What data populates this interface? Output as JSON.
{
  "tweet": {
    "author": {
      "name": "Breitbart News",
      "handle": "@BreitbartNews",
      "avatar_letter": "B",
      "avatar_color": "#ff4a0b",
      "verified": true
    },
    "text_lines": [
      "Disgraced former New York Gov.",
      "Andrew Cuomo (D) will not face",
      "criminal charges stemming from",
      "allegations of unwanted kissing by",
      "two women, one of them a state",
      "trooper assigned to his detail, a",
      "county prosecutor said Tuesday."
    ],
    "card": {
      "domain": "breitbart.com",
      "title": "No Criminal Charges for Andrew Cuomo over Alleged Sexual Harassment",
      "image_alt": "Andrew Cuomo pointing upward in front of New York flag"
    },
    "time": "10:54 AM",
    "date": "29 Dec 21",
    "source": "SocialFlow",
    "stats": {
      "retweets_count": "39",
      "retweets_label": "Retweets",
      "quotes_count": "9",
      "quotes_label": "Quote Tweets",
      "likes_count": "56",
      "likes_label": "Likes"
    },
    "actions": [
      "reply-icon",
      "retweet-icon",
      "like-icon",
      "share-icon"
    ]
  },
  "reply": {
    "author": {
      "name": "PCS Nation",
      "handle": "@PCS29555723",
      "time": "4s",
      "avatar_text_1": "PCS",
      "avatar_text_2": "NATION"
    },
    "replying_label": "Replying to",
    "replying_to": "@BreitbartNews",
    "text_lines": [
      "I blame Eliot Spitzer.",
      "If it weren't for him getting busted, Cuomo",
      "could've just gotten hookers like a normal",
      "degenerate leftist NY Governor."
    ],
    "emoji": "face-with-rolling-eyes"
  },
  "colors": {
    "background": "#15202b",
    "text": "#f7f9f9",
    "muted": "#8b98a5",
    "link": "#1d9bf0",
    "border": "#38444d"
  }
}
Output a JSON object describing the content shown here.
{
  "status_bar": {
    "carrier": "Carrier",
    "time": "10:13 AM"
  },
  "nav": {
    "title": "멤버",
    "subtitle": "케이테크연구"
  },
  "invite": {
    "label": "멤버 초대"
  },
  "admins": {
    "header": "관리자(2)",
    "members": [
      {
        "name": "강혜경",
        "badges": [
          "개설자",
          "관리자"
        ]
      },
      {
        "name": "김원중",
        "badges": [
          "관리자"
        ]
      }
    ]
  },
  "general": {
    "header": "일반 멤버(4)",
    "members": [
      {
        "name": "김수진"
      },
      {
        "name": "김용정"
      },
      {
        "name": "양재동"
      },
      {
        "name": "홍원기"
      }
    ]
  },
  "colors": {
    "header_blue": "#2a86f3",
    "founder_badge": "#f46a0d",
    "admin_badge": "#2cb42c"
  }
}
+--
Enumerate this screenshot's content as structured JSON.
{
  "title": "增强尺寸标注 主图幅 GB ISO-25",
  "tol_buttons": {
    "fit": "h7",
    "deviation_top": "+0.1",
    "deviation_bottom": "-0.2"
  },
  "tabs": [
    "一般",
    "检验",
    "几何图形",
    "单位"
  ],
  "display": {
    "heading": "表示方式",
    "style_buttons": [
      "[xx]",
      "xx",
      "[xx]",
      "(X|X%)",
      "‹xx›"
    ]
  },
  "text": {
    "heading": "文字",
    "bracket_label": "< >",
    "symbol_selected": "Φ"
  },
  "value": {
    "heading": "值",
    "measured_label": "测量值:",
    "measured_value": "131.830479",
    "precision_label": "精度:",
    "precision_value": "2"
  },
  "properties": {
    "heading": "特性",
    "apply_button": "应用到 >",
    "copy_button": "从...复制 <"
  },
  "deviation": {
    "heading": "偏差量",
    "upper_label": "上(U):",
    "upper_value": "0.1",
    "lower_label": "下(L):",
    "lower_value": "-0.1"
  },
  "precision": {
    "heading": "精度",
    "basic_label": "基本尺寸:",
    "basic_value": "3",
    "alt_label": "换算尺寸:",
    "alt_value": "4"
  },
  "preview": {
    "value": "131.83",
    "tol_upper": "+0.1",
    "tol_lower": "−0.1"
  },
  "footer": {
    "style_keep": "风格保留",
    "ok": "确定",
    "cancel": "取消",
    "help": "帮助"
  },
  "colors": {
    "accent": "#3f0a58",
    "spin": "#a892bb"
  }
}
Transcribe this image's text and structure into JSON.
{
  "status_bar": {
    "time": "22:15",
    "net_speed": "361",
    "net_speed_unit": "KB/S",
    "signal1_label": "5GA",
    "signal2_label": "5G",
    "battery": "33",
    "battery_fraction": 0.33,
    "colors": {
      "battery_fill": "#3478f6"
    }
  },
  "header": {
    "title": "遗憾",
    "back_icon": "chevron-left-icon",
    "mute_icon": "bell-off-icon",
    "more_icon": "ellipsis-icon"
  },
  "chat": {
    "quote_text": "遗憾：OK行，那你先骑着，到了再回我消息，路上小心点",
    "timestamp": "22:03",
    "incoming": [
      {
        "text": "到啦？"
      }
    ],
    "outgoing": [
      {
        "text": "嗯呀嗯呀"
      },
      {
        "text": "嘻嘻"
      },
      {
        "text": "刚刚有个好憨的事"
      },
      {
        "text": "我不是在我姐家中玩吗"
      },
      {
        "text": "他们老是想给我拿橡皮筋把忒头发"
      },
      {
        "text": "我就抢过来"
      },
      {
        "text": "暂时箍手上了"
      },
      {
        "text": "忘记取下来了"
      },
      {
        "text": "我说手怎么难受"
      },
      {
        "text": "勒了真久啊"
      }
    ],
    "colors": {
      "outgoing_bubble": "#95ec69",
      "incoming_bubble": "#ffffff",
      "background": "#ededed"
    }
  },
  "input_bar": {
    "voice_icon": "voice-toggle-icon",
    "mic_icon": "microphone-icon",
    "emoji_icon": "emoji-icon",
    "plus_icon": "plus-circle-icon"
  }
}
+--
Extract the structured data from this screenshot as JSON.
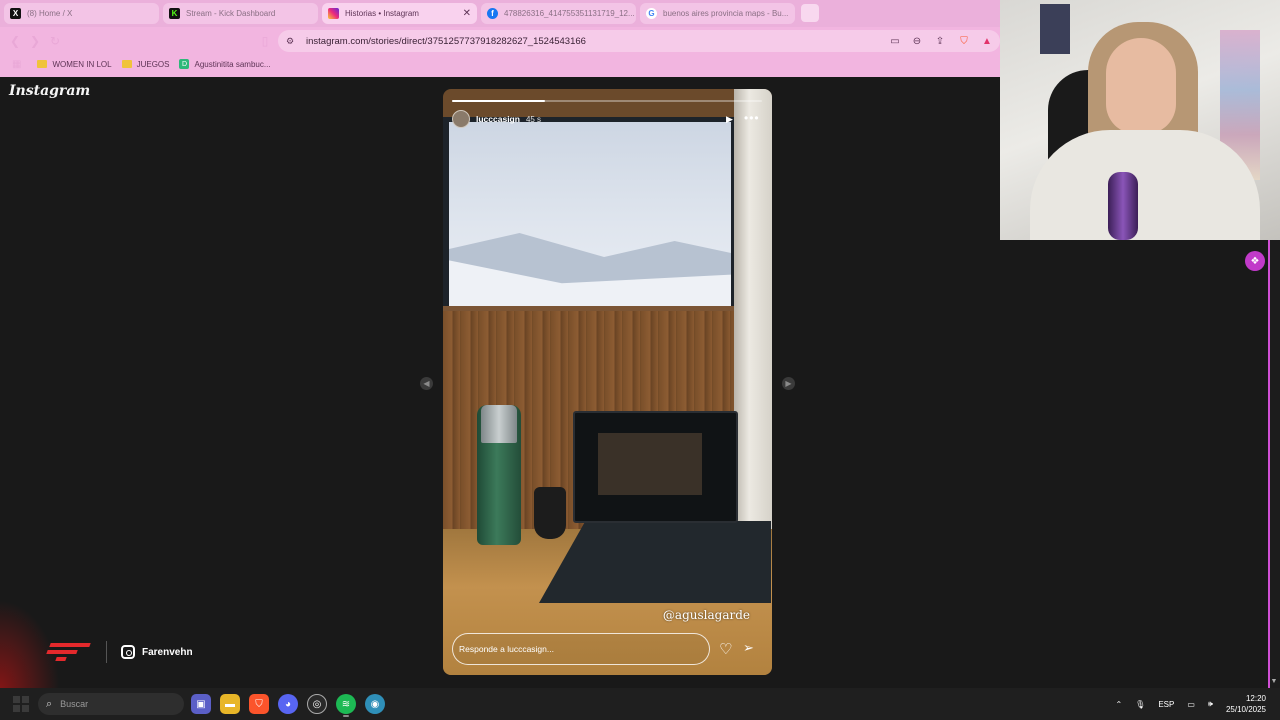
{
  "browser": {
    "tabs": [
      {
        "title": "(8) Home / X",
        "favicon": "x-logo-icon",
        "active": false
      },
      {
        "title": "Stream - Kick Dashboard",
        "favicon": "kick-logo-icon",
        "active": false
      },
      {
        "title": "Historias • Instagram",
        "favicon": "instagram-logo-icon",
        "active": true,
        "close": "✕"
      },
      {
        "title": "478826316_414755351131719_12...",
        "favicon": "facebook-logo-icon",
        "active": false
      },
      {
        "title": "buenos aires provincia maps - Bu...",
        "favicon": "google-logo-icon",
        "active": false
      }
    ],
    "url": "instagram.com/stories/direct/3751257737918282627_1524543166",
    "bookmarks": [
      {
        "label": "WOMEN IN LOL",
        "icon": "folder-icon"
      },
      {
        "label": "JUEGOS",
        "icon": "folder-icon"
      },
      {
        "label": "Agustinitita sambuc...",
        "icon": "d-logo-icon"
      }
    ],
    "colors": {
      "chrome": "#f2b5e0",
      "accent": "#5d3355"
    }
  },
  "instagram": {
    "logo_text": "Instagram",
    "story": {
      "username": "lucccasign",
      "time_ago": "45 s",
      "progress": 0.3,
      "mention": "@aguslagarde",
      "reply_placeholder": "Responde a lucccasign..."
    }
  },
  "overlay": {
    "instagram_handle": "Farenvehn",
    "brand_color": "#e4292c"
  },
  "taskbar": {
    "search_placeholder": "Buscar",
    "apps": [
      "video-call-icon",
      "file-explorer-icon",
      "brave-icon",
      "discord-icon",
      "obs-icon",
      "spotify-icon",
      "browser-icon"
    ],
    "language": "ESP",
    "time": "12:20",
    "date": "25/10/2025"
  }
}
+--
• _AIM OF THE TASK_
How many lines of the listing above include the word "Output"? State the number and nothing else.

• _RESPONSE_
2